> Records for the task
-=-=-

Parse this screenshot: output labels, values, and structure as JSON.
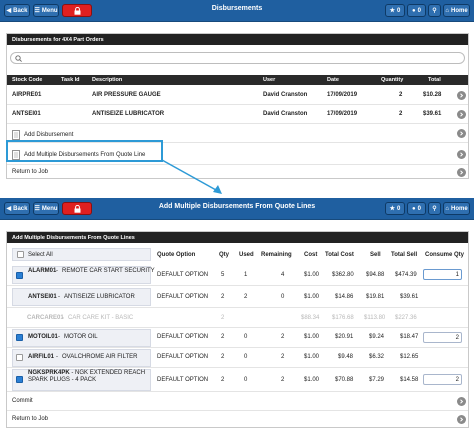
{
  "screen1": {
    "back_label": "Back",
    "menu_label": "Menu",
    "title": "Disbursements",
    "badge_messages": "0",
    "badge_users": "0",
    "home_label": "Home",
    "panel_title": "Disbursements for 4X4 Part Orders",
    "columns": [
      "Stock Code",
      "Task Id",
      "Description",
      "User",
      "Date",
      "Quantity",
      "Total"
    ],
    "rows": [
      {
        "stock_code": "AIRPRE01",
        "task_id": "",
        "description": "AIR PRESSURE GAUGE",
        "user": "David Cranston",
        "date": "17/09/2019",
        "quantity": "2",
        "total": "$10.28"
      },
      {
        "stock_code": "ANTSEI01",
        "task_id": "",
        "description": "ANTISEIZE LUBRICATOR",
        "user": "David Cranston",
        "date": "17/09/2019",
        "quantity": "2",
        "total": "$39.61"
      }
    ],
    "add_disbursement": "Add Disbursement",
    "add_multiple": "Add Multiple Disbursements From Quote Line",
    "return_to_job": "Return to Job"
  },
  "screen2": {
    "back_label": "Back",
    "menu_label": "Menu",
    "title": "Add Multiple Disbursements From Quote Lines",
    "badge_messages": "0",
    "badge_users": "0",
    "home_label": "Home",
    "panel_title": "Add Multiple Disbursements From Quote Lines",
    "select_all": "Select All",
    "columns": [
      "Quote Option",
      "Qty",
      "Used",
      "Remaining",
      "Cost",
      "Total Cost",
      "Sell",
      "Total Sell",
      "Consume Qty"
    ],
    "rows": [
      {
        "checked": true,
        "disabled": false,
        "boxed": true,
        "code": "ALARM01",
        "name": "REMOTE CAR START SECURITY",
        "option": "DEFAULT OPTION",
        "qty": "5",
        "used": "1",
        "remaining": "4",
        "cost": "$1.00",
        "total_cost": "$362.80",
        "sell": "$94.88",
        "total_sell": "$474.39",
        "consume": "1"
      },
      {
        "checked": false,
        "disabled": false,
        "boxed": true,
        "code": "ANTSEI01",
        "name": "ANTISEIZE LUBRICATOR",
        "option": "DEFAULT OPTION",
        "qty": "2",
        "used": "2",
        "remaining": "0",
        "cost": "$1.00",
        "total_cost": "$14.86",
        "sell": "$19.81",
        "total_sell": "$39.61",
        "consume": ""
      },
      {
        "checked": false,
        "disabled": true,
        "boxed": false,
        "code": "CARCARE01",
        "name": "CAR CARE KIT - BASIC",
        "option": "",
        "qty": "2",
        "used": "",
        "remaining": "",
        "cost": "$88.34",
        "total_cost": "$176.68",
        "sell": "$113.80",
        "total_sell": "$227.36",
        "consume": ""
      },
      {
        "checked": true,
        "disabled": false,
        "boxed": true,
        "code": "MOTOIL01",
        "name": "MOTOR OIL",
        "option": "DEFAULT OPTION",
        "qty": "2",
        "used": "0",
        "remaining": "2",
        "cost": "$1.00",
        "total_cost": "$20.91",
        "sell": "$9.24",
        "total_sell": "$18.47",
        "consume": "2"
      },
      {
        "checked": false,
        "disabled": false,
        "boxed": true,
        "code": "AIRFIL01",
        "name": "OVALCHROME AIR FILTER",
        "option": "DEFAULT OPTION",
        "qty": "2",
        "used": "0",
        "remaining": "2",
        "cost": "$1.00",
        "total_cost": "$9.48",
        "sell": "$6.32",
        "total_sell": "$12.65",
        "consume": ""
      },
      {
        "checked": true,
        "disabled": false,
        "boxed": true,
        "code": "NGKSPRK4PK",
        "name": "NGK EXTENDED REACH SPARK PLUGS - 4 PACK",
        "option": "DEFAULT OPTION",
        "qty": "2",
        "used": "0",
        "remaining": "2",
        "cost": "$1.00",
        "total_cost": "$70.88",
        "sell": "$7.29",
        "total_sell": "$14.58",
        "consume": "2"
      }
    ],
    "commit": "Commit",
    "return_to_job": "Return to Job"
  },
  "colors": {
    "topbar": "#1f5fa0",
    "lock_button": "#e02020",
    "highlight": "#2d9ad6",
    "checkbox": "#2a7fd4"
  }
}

-=-=-

> What you should do
Print each record exactly as it stands, leaving the images out.

> Response
Parse this screenshot: output labels, values, and structure as JSON.
{
  "screen1": {
    "back_label": "Back",
    "menu_label": "Menu",
    "title": "Disbursements",
    "badge_messages": "0",
    "badge_users": "0",
    "home_label": "Home",
    "panel_title": "Disbursements for 4X4 Part Orders",
    "columns": [
      "Stock Code",
      "Task Id",
      "Description",
      "User",
      "Date",
      "Quantity",
      "Total"
    ],
    "rows": [
      {
        "stock_code": "AIRPRE01",
        "task_id": "",
        "description": "AIR PRESSURE GAUGE",
        "user": "David Cranston",
        "date": "17/09/2019",
        "quantity": "2",
        "total": "$10.28"
      },
      {
        "stock_code": "ANTSEI01",
        "task_id": "",
        "description": "ANTISEIZE LUBRICATOR",
        "user": "David Cranston",
        "date": "17/09/2019",
        "quantity": "2",
        "total": "$39.61"
      }
    ],
    "add_disbursement": "Add Disbursement",
    "add_multiple": "Add Multiple Disbursements From Quote Line",
    "return_to_job": "Return to Job"
  },
  "screen2": {
    "back_label": "Back",
    "menu_label": "Menu",
    "title": "Add Multiple Disbursements From Quote Lines",
    "badge_messages": "0",
    "badge_users": "0",
    "home_label": "Home",
    "panel_title": "Add Multiple Disbursements From Quote Lines",
    "select_all": "Select All",
    "columns": [
      "Quote Option",
      "Qty",
      "Used",
      "Remaining",
      "Cost",
      "Total Cost",
      "Sell",
      "Total Sell",
      "Consume Qty"
    ],
    "rows": [
      {
        "checked": true,
        "disabled": false,
        "boxed": true,
        "code": "ALARM01",
        "name": "REMOTE CAR START SECURITY",
        "option": "DEFAULT OPTION",
        "qty": "5",
        "used": "1",
        "remaining": "4",
        "cost": "$1.00",
        "total_cost": "$362.80",
        "sell": "$94.88",
        "total_sell": "$474.39",
        "consume": "1"
      },
      {
        "checked": false,
        "disabled": false,
        "boxed": true,
        "code": "ANTSEI01",
        "name": "ANTISEIZE LUBRICATOR",
        "option": "DEFAULT OPTION",
        "qty": "2",
        "used": "2",
        "remaining": "0",
        "cost": "$1.00",
        "total_cost": "$14.86",
        "sell": "$19.81",
        "total_sell": "$39.61",
        "consume": ""
      },
      {
        "checked": false,
        "disabled": true,
        "boxed": false,
        "code": "CARCARE01",
        "name": "CAR CARE KIT - BASIC",
        "option": "",
        "qty": "2",
        "used": "",
        "remaining": "",
        "cost": "$88.34",
        "total_cost": "$176.68",
        "sell": "$113.80",
        "total_sell": "$227.36",
        "consume": ""
      },
      {
        "checked": true,
        "disabled": false,
        "boxed": true,
        "code": "MOTOIL01",
        "name": "MOTOR OIL",
        "option": "DEFAULT OPTION",
        "qty": "2",
        "used": "0",
        "remaining": "2",
        "cost": "$1.00",
        "total_cost": "$20.91",
        "sell": "$9.24",
        "total_sell": "$18.47",
        "consume": "2"
      },
      {
        "checked": false,
        "disabled": false,
        "boxed": true,
        "code": "AIRFIL01",
        "name": "OVALCHROME AIR FILTER",
        "option": "DEFAULT OPTION",
        "qty": "2",
        "used": "0",
        "remaining": "2",
        "cost": "$1.00",
        "total_cost": "$9.48",
        "sell": "$6.32",
        "total_sell": "$12.65",
        "consume": ""
      },
      {
        "checked": true,
        "disabled": false,
        "boxed": true,
        "code": "NGKSPRK4PK",
        "name": "NGK EXTENDED REACH SPARK PLUGS - 4 PACK",
        "option": "DEFAULT OPTION",
        "qty": "2",
        "used": "0",
        "remaining": "2",
        "cost": "$1.00",
        "total_cost": "$70.88",
        "sell": "$7.29",
        "total_sell": "$14.58",
        "consume": "2"
      }
    ],
    "commit": "Commit",
    "return_to_job": "Return to Job"
  },
  "colors": {
    "topbar": "#1f5fa0",
    "lock_button": "#e02020",
    "highlight": "#2d9ad6",
    "checkbox": "#2a7fd4"
  }
}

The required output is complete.